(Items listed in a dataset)
— begin —
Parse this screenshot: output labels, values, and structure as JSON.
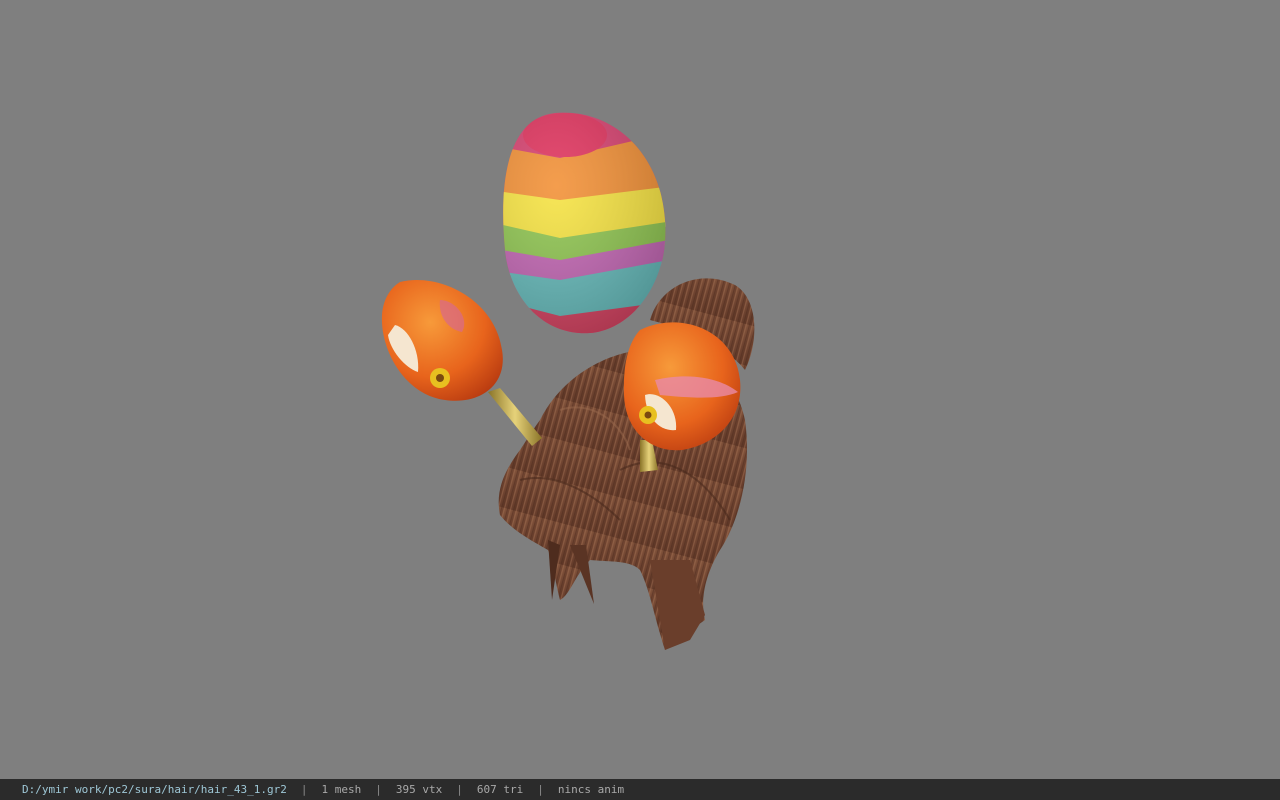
{
  "status_bar": {
    "file_path": "D:/ymir work/pc2/sura/hair/hair_43_1.gr2",
    "separator": "|",
    "mesh_count": "1 mesh",
    "vertex_count": "395 vtx",
    "triangle_count": "607 tri",
    "animation": "nincs anim"
  },
  "colors": {
    "viewport_background": "#7f7f7f",
    "status_background": "#2b2b2b",
    "hair": "#7a4a33",
    "path_text": "#9ec7d6"
  }
}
— end —
Output the records above exactly as they are, leaving out the pictures.

Parse this screenshot: output labels, values, and structure as JSON.
{
  "status_bar": {
    "file_path": "D:/ymir work/pc2/sura/hair/hair_43_1.gr2",
    "separator": "|",
    "mesh_count": "1 mesh",
    "vertex_count": "395 vtx",
    "triangle_count": "607 tri",
    "animation": "nincs anim"
  },
  "colors": {
    "viewport_background": "#7f7f7f",
    "status_background": "#2b2b2b",
    "hair": "#7a4a33",
    "path_text": "#9ec7d6"
  }
}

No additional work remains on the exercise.